» Exercise prompt
Give only the number of lines in the data that include the string "Товар".

Dataset rows
## start

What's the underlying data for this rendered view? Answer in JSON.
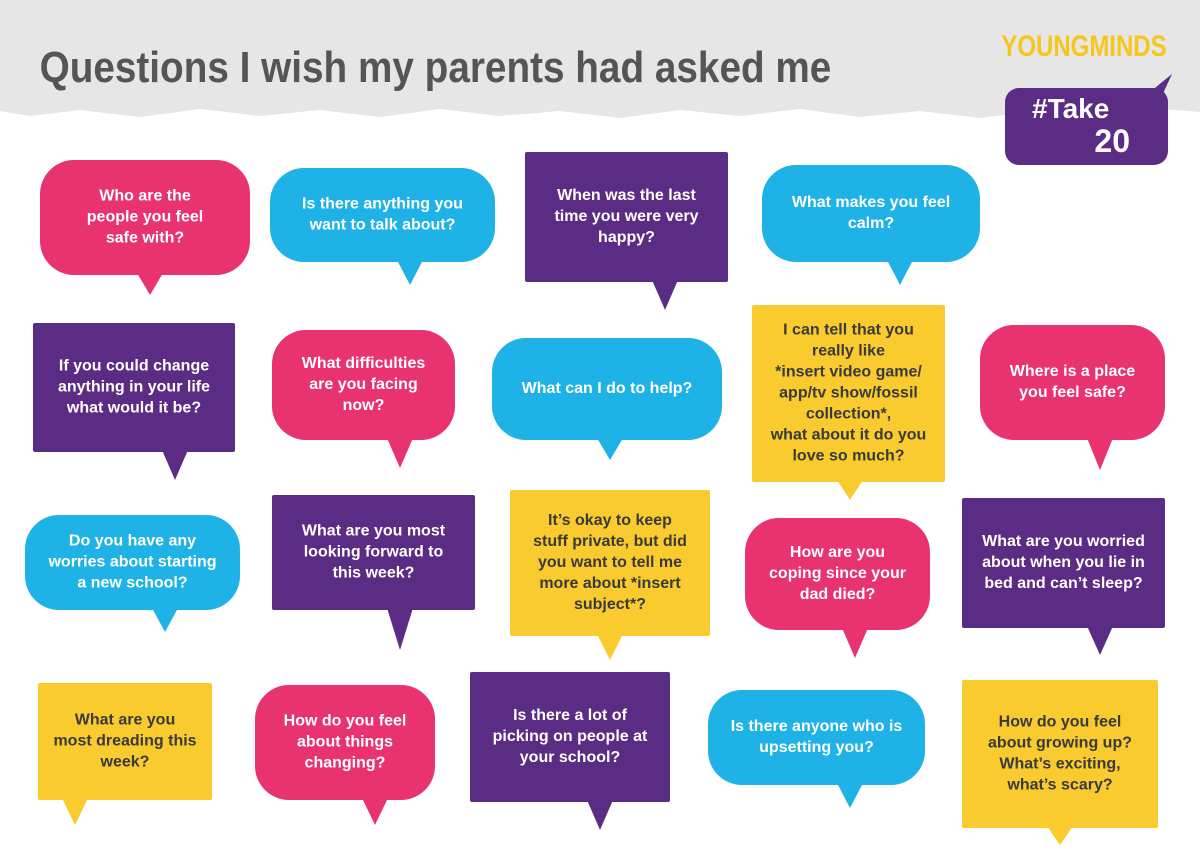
{
  "header": {
    "title": "Questions I wish my parents had asked me",
    "logo": "YOUNGMINDS",
    "tag": [
      "#Take",
      "20"
    ]
  },
  "bubbles": [
    {
      "lines": [
        "Who are the",
        "people you feel",
        "safe with?"
      ]
    },
    {
      "lines": [
        "Is there anything you",
        "want to talk about?"
      ]
    },
    {
      "lines": [
        "When was the last",
        "time you were very",
        "happy?"
      ]
    },
    {
      "lines": [
        "What makes you feel",
        "calm?"
      ]
    },
    {
      "lines": [
        "If you could change",
        "anything in your life",
        "what would it be?"
      ]
    },
    {
      "lines": [
        "What difficulties",
        "are you facing",
        "now?"
      ]
    },
    {
      "lines": [
        "What can I do to help?"
      ]
    },
    {
      "lines": [
        "I can tell that you",
        "really like",
        "*insert video game/",
        "app/tv show/fossil",
        "collection*,",
        "what about it do you",
        "love so much?"
      ]
    },
    {
      "lines": [
        "Where is a place",
        "you feel safe?"
      ]
    },
    {
      "lines": [
        "Do you have any",
        "worries about starting",
        "a new school?"
      ]
    },
    {
      "lines": [
        "What are you most",
        "looking forward to",
        "this week?"
      ]
    },
    {
      "lines": [
        "It’s okay to keep",
        "stuff private, but did",
        "you want to tell me",
        "more about *insert",
        "subject*?"
      ]
    },
    {
      "lines": [
        "How are you",
        "coping since your",
        "dad died?"
      ]
    },
    {
      "lines": [
        "What are you worried",
        "about when you lie in",
        "bed and can’t sleep?"
      ]
    },
    {
      "lines": [
        "What are you",
        "most dreading this",
        "week?"
      ]
    },
    {
      "lines": [
        "How do you feel",
        "about things",
        "changing?"
      ]
    },
    {
      "lines": [
        "Is there a lot of",
        "picking on people at",
        "your school?"
      ]
    },
    {
      "lines": [
        "Is there anyone who is",
        "upsetting you?"
      ]
    },
    {
      "lines": [
        "How do you feel",
        "about growing up?",
        "What’s exciting,",
        "what’s scary?"
      ]
    }
  ]
}
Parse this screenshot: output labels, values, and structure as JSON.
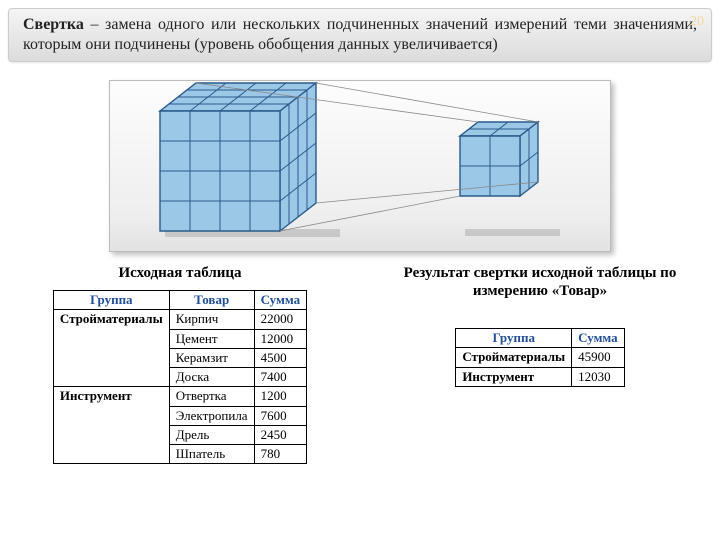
{
  "page_number": "20",
  "definition_bold": "Свертка",
  "definition_rest": " – замена одного или нескольких подчиненных значений измерений теми значениями, которым они подчинены (уровень обобщения данных увеличивается)",
  "cube_fill": "#9cc8e8",
  "cube_stroke": "#2a5a8a",
  "left_caption": "Исходная таблица",
  "right_caption": "Результат свертки исходной таблицы по измерению «Товар»",
  "left_table": {
    "headers": [
      "Группа",
      "Товар",
      "Сумма"
    ],
    "groups": [
      {
        "name": "Стройматериалы",
        "rows": [
          [
            "Кирпич",
            "22000"
          ],
          [
            "Цемент",
            "12000"
          ],
          [
            "Керамзит",
            "4500"
          ],
          [
            "Доска",
            "7400"
          ]
        ]
      },
      {
        "name": "Инструмент",
        "rows": [
          [
            "Отвертка",
            "1200"
          ],
          [
            "Электропила",
            "7600"
          ],
          [
            "Дрель",
            "2450"
          ],
          [
            "Шпатель",
            "780"
          ]
        ]
      }
    ]
  },
  "right_table": {
    "headers": [
      "Группа",
      "Сумма"
    ],
    "rows": [
      [
        "Стройматериалы",
        "45900"
      ],
      [
        "Инструмент",
        "12030"
      ]
    ]
  }
}
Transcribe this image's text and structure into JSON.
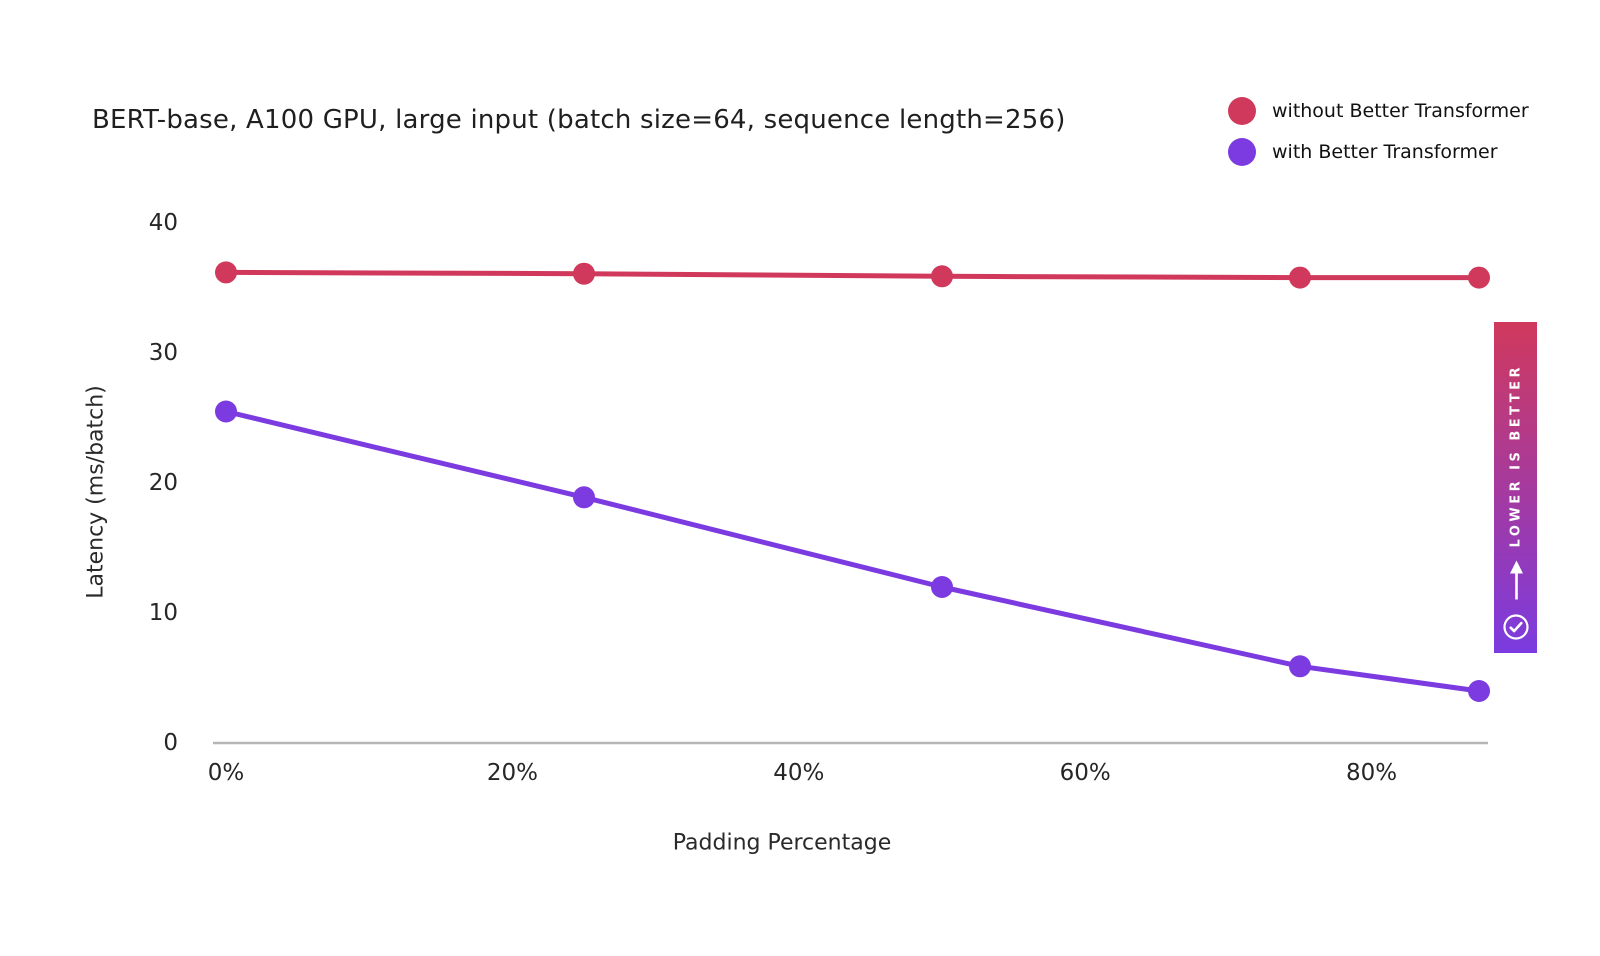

## end

» Written response
2